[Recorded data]
-- Start --

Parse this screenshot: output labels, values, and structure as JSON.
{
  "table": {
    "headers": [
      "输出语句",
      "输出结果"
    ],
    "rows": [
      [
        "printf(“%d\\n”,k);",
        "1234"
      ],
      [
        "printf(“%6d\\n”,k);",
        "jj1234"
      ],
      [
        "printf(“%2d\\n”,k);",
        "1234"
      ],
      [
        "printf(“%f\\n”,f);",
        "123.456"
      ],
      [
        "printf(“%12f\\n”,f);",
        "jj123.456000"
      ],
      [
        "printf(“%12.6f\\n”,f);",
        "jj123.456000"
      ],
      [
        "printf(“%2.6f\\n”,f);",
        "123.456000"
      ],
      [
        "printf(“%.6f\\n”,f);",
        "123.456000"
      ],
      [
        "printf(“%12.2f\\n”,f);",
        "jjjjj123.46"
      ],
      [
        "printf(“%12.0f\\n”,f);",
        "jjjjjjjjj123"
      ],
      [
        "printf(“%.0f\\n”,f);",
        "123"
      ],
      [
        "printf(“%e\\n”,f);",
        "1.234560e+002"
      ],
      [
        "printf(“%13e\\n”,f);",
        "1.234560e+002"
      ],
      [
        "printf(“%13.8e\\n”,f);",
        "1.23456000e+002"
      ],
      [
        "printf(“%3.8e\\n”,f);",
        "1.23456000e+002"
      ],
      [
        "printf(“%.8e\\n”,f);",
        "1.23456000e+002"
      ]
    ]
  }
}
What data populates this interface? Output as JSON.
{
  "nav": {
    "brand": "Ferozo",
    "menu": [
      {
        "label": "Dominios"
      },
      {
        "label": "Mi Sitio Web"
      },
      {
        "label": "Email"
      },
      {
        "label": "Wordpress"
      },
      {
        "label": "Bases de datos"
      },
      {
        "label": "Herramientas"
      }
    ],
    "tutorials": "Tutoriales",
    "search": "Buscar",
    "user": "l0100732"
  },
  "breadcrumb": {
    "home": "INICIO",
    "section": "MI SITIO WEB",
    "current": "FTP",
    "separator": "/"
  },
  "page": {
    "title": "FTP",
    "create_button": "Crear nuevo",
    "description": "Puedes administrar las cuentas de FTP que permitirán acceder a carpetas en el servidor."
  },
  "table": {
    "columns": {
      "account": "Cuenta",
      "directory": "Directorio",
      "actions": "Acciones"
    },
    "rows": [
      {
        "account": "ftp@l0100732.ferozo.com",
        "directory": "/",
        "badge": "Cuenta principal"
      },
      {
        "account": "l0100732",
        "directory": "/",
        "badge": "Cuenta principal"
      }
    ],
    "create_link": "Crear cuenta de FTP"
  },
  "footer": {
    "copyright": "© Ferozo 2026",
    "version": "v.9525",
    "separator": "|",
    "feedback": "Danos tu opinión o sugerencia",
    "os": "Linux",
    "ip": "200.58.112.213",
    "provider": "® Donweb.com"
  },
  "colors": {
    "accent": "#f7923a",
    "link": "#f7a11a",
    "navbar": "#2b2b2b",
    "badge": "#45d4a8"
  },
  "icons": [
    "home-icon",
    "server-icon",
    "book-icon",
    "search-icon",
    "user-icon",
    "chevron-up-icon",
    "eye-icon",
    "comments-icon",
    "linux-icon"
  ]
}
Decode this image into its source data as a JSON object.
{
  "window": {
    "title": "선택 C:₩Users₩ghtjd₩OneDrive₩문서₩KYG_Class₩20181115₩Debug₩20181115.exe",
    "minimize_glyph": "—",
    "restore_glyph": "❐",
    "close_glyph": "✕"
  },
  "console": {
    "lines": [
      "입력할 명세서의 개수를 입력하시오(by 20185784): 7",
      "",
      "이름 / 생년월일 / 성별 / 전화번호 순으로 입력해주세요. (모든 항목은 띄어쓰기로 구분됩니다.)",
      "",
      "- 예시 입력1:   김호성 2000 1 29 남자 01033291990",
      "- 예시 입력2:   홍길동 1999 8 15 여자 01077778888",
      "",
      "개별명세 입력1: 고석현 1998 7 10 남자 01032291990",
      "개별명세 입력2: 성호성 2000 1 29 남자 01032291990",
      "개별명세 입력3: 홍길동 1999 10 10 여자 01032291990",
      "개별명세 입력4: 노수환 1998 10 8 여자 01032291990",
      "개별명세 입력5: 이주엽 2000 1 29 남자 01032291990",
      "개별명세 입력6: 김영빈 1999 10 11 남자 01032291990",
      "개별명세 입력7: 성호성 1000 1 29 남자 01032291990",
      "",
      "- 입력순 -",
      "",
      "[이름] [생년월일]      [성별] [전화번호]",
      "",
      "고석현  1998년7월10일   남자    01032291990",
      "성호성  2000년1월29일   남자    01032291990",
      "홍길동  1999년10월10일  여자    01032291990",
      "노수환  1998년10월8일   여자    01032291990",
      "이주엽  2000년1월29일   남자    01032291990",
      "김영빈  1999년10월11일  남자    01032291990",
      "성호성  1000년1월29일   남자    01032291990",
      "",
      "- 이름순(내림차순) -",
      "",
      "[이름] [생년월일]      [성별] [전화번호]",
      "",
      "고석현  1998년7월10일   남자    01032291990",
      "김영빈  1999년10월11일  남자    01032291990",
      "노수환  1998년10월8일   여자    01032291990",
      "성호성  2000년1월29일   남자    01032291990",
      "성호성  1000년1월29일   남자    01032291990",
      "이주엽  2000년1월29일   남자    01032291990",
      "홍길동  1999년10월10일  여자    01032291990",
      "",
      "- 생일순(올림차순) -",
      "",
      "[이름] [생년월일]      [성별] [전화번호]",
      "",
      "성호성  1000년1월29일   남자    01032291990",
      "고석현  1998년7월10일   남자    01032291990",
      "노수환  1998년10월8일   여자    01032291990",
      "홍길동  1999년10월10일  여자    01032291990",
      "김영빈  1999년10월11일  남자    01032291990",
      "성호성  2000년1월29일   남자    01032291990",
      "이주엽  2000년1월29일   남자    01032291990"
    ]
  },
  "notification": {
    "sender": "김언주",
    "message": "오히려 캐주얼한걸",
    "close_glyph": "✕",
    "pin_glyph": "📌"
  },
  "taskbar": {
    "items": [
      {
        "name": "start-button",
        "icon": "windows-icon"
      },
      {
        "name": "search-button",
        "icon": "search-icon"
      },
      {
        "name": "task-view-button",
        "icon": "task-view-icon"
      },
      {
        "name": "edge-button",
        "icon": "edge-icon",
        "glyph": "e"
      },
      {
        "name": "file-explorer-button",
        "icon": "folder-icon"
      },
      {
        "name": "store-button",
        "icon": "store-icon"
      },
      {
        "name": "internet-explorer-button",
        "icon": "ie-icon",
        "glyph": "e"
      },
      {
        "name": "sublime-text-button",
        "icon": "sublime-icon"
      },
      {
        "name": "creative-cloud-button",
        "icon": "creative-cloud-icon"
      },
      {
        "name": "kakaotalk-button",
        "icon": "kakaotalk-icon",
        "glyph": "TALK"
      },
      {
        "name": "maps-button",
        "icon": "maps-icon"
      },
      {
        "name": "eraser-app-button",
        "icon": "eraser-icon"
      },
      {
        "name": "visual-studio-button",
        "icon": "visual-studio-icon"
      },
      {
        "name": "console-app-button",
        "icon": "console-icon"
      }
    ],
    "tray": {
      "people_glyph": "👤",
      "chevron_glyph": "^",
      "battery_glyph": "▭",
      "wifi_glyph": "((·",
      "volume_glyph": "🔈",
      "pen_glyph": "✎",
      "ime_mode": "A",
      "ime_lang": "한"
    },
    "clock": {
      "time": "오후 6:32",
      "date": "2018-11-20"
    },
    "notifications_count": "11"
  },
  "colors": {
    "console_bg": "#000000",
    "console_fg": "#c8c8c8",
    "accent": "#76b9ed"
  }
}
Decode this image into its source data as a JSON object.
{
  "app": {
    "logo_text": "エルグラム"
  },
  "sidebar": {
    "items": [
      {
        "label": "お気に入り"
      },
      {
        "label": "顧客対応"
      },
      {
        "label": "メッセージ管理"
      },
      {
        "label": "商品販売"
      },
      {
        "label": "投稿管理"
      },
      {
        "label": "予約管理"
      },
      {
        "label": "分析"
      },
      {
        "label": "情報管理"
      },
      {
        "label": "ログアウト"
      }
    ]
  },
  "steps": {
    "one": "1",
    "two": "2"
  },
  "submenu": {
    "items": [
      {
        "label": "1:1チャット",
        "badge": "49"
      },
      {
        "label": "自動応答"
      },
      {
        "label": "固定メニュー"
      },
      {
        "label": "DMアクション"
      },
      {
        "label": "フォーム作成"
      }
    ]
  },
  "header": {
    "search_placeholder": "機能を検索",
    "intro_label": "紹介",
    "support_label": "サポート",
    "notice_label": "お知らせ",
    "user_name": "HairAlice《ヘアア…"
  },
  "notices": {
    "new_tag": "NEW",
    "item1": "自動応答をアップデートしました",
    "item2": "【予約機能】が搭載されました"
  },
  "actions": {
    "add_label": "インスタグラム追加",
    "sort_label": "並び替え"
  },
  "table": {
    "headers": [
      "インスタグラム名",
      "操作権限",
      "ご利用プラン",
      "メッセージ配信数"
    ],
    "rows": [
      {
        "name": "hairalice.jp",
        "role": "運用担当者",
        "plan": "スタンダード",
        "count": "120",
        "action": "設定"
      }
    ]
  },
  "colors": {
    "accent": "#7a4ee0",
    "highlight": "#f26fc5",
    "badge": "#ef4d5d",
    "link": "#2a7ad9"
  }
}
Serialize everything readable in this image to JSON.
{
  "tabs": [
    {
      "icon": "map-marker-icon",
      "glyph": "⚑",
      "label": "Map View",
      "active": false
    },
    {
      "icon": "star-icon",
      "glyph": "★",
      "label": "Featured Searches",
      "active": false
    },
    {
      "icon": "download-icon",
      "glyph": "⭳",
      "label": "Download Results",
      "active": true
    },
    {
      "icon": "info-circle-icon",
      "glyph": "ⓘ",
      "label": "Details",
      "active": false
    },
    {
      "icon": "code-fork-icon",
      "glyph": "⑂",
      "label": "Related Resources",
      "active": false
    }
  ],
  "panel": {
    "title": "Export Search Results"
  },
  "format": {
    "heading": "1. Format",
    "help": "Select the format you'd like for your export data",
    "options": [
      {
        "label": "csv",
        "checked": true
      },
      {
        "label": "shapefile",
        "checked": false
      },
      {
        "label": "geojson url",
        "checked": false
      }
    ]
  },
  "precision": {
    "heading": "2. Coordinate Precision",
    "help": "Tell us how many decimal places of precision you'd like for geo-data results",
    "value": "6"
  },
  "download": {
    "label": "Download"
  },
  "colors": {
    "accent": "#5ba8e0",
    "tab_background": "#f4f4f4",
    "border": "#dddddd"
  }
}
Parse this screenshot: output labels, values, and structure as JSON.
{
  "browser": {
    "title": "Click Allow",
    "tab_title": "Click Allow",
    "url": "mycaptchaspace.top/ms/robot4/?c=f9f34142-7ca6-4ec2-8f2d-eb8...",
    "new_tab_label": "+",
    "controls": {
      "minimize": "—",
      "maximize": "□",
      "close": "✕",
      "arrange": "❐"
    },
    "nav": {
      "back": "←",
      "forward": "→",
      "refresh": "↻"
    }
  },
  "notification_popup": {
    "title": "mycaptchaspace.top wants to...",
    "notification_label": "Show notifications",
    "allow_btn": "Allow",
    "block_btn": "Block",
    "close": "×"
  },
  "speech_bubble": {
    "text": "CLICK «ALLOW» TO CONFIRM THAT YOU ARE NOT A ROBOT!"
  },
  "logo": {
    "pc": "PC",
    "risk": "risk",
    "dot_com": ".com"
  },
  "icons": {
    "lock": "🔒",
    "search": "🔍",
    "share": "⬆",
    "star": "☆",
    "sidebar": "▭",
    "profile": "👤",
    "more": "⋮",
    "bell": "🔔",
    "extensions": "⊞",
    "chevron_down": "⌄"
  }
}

-- End --

What the task requires:
Your answer should be a single number: the count of lines in the material above that contain "kakaotalk".

Finished answer:
2